## START

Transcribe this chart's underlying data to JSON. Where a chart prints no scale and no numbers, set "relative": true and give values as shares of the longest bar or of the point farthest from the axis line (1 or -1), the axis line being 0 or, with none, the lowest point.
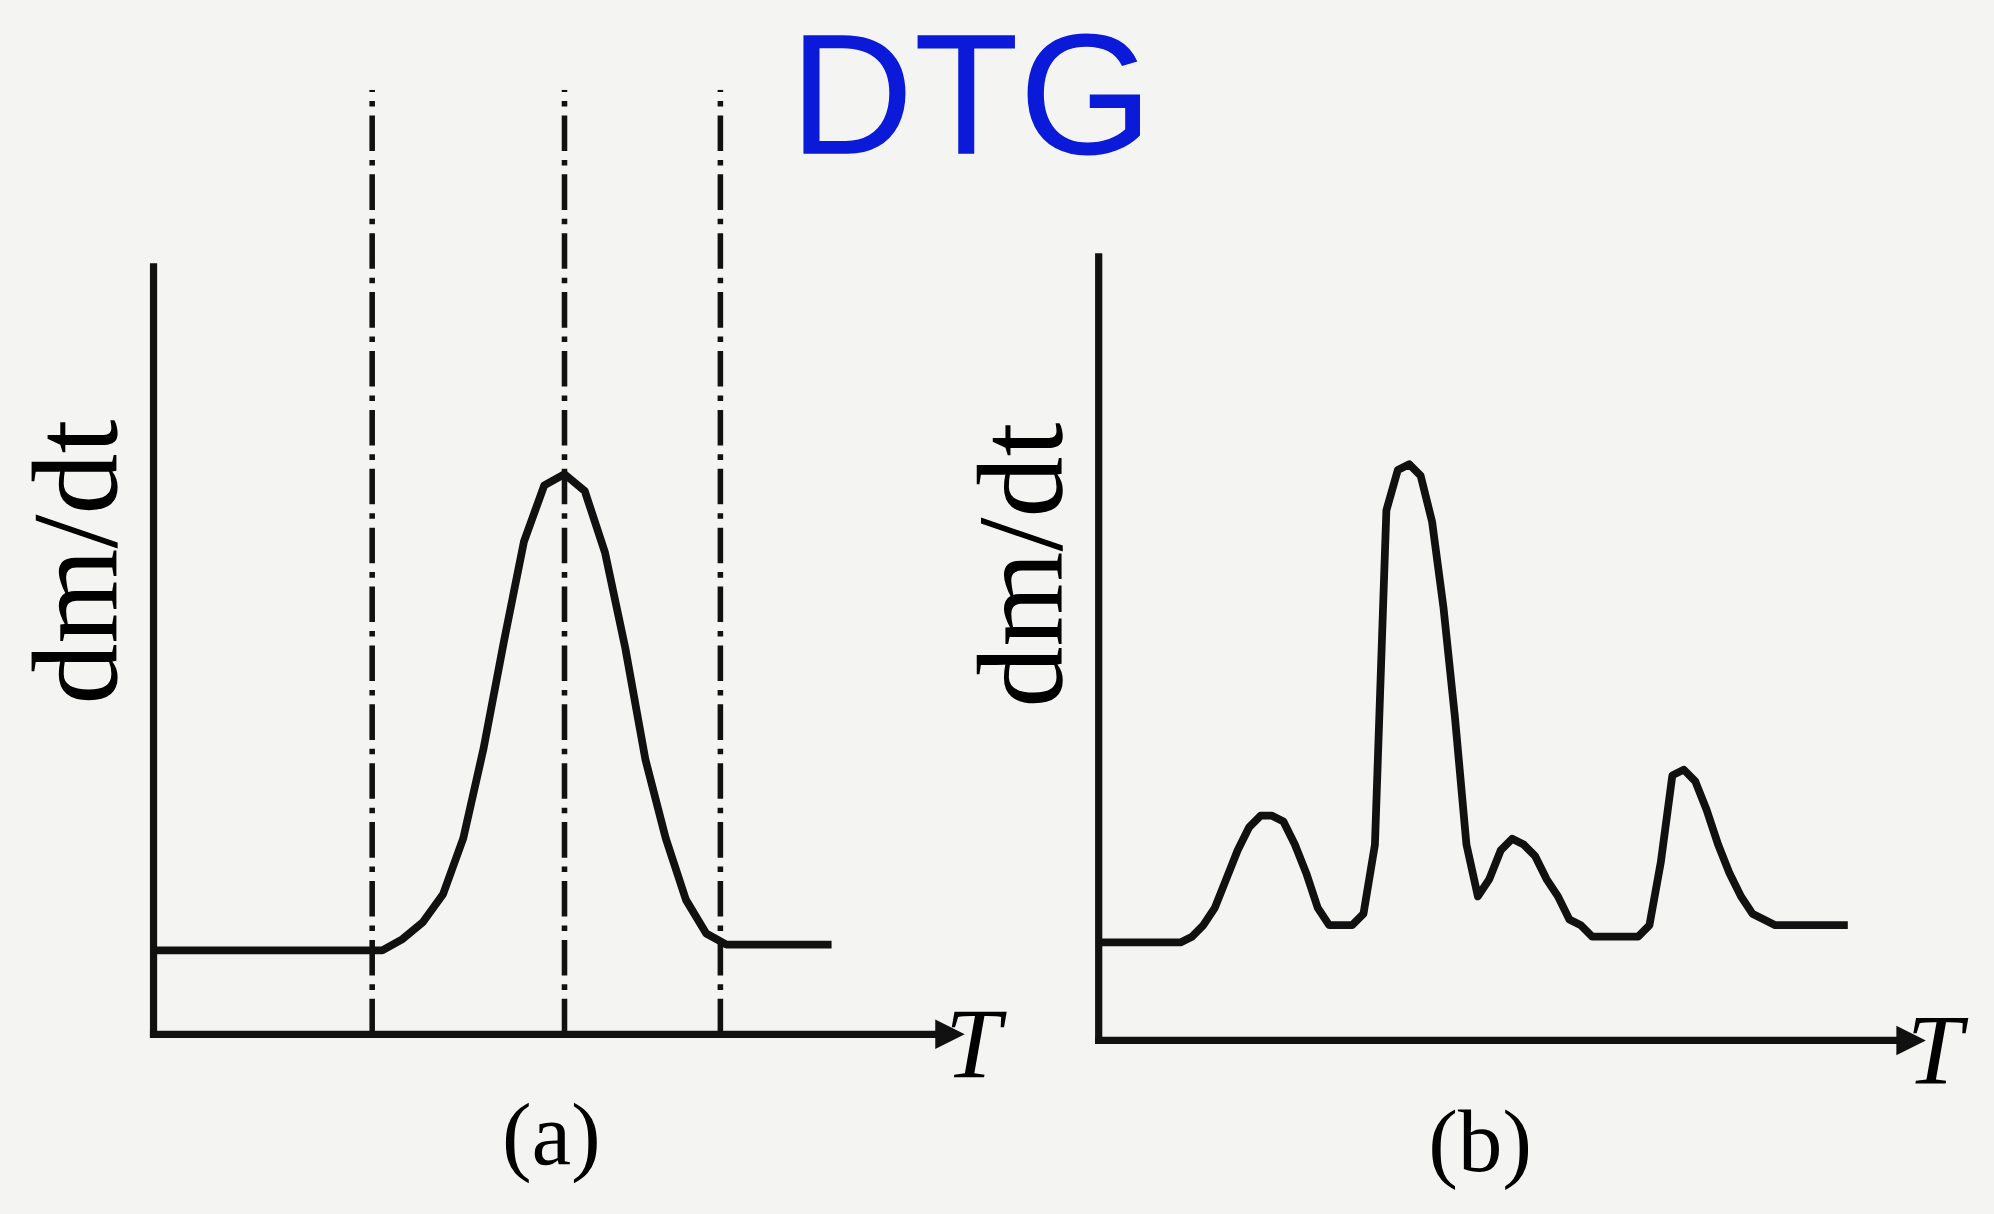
{
  "chart_data": [
    {
      "type": "line",
      "title": "DTG",
      "ylabel": "dm/dt",
      "xlabel": "T",
      "annotations": [
        "(a)"
      ],
      "relative": true,
      "grid": false,
      "legend": false,
      "marker": "none",
      "line_style": "solid",
      "categories": [
        null,
        null,
        null,
        null,
        null,
        null,
        null,
        null,
        null,
        null,
        null,
        null,
        null,
        null,
        null,
        null,
        null,
        null,
        null,
        null,
        null,
        null,
        null,
        null,
        null,
        null,
        null,
        null,
        null,
        null,
        null,
        null,
        null,
        null
      ],
      "series": [
        {
          "color": "#111111",
          "values": [
            0.15,
            0.15,
            0.15,
            0.15,
            0.15,
            0.15,
            0.15,
            0.15,
            0.15,
            0.15,
            0.15,
            0.15,
            0.17,
            0.2,
            0.25,
            0.35,
            0.51,
            0.7,
            0.88,
            0.98,
            1,
            0.97,
            0.86,
            0.69,
            0.49,
            0.35,
            0.24,
            0.18,
            0.16,
            0.16,
            0.16,
            0.16,
            0.16,
            0.16
          ]
        }
      ]
    },
    {
      "type": "line",
      "ylabel": "dm/dt",
      "xlabel": "T",
      "annotations": [
        "(b)"
      ],
      "relative": true,
      "grid": false,
      "legend": false,
      "marker": "none",
      "line_style": "solid",
      "categories": [
        null,
        null,
        null,
        null,
        null,
        null,
        null,
        null,
        null,
        null,
        null,
        null,
        null,
        null,
        null,
        null,
        null,
        null,
        null,
        null,
        null,
        null,
        null,
        null,
        null,
        null,
        null,
        null,
        null,
        null,
        null,
        null,
        null,
        null,
        null,
        null,
        null,
        null,
        null,
        null,
        null,
        null,
        null,
        null,
        null,
        null,
        null,
        null,
        null,
        null,
        null,
        null,
        null,
        null,
        null,
        null,
        null,
        null,
        null,
        null,
        null,
        null,
        null,
        null,
        null,
        null
      ],
      "series": [
        {
          "color": "#111111",
          "values": [
            0.17,
            0.17,
            0.17,
            0.17,
            0.17,
            0.17,
            0.17,
            0.17,
            0.18,
            0.2,
            0.23,
            0.28,
            0.33,
            0.37,
            0.39,
            0.39,
            0.38,
            0.34,
            0.29,
            0.23,
            0.2,
            0.2,
            0.2,
            0.22,
            0.34,
            0.92,
            0.99,
            1,
            0.98,
            0.9,
            0.75,
            0.56,
            0.34,
            0.25,
            0.28,
            0.33,
            0.35,
            0.34,
            0.32,
            0.28,
            0.25,
            0.21,
            0.2,
            0.18,
            0.18,
            0.18,
            0.18,
            0.18,
            0.2,
            0.31,
            0.46,
            0.47,
            0.45,
            0.4,
            0.34,
            0.29,
            0.25,
            0.22,
            0.21,
            0.2,
            0.2,
            0.2,
            0.2,
            0.2,
            0.2,
            0.2
          ]
        }
      ]
    }
  ]
}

## END

● **INSTRUCTIONS FOR THE TASK**
Do not include images; quote all of the entries above exactly.

● **WRITTEN ANSWER**
Transcribe this chart's underlying data to JSON. Where a chart prints no scale and no numbers, set "relative": true and give values as shares of the longest bar or of the point farthest from the axis line (1 or -1), the axis line being 0 or, with none, the lowest point.
{
  "chart_data": [
    {
      "type": "line",
      "title": "DTG",
      "ylabel": "dm/dt",
      "xlabel": "T",
      "annotations": [
        "(a)"
      ],
      "relative": true,
      "grid": false,
      "legend": false,
      "marker": "none",
      "line_style": "solid",
      "categories": [
        null,
        null,
        null,
        null,
        null,
        null,
        null,
        null,
        null,
        null,
        null,
        null,
        null,
        null,
        null,
        null,
        null,
        null,
        null,
        null,
        null,
        null,
        null,
        null,
        null,
        null,
        null,
        null,
        null,
        null,
        null,
        null,
        null,
        null
      ],
      "series": [
        {
          "color": "#111111",
          "values": [
            0.15,
            0.15,
            0.15,
            0.15,
            0.15,
            0.15,
            0.15,
            0.15,
            0.15,
            0.15,
            0.15,
            0.15,
            0.17,
            0.2,
            0.25,
            0.35,
            0.51,
            0.7,
            0.88,
            0.98,
            1,
            0.97,
            0.86,
            0.69,
            0.49,
            0.35,
            0.24,
            0.18,
            0.16,
            0.16,
            0.16,
            0.16,
            0.16,
            0.16
          ]
        }
      ]
    },
    {
      "type": "line",
      "ylabel": "dm/dt",
      "xlabel": "T",
      "annotations": [
        "(b)"
      ],
      "relative": true,
      "grid": false,
      "legend": false,
      "marker": "none",
      "line_style": "solid",
      "categories": [
        null,
        null,
        null,
        null,
        null,
        null,
        null,
        null,
        null,
        null,
        null,
        null,
        null,
        null,
        null,
        null,
        null,
        null,
        null,
        null,
        null,
        null,
        null,
        null,
        null,
        null,
        null,
        null,
        null,
        null,
        null,
        null,
        null,
        null,
        null,
        null,
        null,
        null,
        null,
        null,
        null,
        null,
        null,
        null,
        null,
        null,
        null,
        null,
        null,
        null,
        null,
        null,
        null,
        null,
        null,
        null,
        null,
        null,
        null,
        null,
        null,
        null,
        null,
        null,
        null,
        null
      ],
      "series": [
        {
          "color": "#111111",
          "values": [
            0.17,
            0.17,
            0.17,
            0.17,
            0.17,
            0.17,
            0.17,
            0.17,
            0.18,
            0.2,
            0.23,
            0.28,
            0.33,
            0.37,
            0.39,
            0.39,
            0.38,
            0.34,
            0.29,
            0.23,
            0.2,
            0.2,
            0.2,
            0.22,
            0.34,
            0.92,
            0.99,
            1,
            0.98,
            0.9,
            0.75,
            0.56,
            0.34,
            0.25,
            0.28,
            0.33,
            0.35,
            0.34,
            0.32,
            0.28,
            0.25,
            0.21,
            0.2,
            0.18,
            0.18,
            0.18,
            0.18,
            0.18,
            0.2,
            0.31,
            0.46,
            0.47,
            0.45,
            0.4,
            0.34,
            0.29,
            0.25,
            0.22,
            0.21,
            0.2,
            0.2,
            0.2,
            0.2,
            0.2,
            0.2,
            0.2
          ]
        }
      ]
    }
  ]
}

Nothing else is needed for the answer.